**Trecho selecionado**
"Primeiramente, deve-se solucionar a crise gerada pelas declarações unilaterais do presidente que se referem a um acordo de cessar-fogo bilateral com o ELN que não existe. Há um caminho de discussões que terá que ser retomado uma vez solucionada", declarou o principal comandante rebelde, Antonio García, em entrevista divulgada nas redes sociais do ELN.

À meia-noite de 31 de dezembro, Petro fez um anúncio surpreendente no Twitter, segundo o qual ele havia acertado uma trégua de seis meses com cinco grupos armados, entre eles o ELN, que negou o pacto.

"Um acordo é feito pelo menos entre duas partes. Se é decretado unilateralmente, trata-se de uma imposição, e não seria necessária nenhuma Mesa de Diálogos", criticou García em entrevista publicada no portal alcarajo.org.

**Suas tarefas**
- 1) De acordo com o trecho sobre a trégua com o ELN, quantos meses duraria a trégua anunciada por Petro?
- 2) Repita, sem alterações, a parte do trecho sobre o ELN que se inicia com as palavras "À meia-noite de" e se encerra com "negou o pacto.".
Baseie-se somente no trecho.

Dados de origem:
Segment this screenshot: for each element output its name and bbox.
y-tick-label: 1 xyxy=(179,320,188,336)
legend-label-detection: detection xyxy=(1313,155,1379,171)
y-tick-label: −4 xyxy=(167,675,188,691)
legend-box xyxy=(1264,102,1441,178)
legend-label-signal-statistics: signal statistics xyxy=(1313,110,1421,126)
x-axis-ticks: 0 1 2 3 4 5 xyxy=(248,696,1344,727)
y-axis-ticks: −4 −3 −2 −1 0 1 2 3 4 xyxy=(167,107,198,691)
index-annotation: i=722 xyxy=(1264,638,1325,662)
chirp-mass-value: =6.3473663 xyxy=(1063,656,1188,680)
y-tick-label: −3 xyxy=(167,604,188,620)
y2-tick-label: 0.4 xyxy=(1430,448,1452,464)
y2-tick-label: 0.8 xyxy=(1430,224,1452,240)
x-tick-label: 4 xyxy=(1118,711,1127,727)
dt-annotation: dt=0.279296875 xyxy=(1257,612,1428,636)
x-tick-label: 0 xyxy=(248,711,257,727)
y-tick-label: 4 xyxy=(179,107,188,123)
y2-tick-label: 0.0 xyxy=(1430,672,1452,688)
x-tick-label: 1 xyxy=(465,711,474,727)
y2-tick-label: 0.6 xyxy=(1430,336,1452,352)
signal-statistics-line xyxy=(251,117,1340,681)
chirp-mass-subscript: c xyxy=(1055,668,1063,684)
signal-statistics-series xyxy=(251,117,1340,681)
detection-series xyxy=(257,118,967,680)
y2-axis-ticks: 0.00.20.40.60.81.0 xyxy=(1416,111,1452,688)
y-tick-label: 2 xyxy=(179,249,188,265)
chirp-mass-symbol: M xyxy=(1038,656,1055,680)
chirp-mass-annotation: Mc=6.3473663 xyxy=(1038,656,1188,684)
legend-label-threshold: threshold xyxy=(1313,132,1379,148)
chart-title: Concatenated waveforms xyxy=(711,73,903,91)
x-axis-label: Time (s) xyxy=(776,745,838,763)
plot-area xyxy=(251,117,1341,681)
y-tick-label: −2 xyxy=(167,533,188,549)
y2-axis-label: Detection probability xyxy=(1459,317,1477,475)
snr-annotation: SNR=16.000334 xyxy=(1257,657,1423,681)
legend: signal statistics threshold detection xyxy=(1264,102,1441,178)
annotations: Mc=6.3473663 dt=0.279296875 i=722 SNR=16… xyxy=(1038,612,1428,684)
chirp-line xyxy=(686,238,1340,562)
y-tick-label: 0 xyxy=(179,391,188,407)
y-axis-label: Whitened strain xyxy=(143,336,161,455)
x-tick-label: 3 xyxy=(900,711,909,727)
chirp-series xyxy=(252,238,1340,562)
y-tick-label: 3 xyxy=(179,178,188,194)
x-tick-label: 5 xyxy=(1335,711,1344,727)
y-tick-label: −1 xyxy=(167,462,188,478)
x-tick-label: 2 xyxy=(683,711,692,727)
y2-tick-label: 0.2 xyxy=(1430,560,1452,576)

**Respostas das tarefas**
- 1) A trégua anunciada duraria seis meses.

- 2)
À meia-noite de 31 de dezembro, Petro fez um anúncio surpreendente no Twitter, segundo o qual ele havia acertado uma trégua de seis meses com cinco grupos armados, entre eles o ELN, que negou o pacto.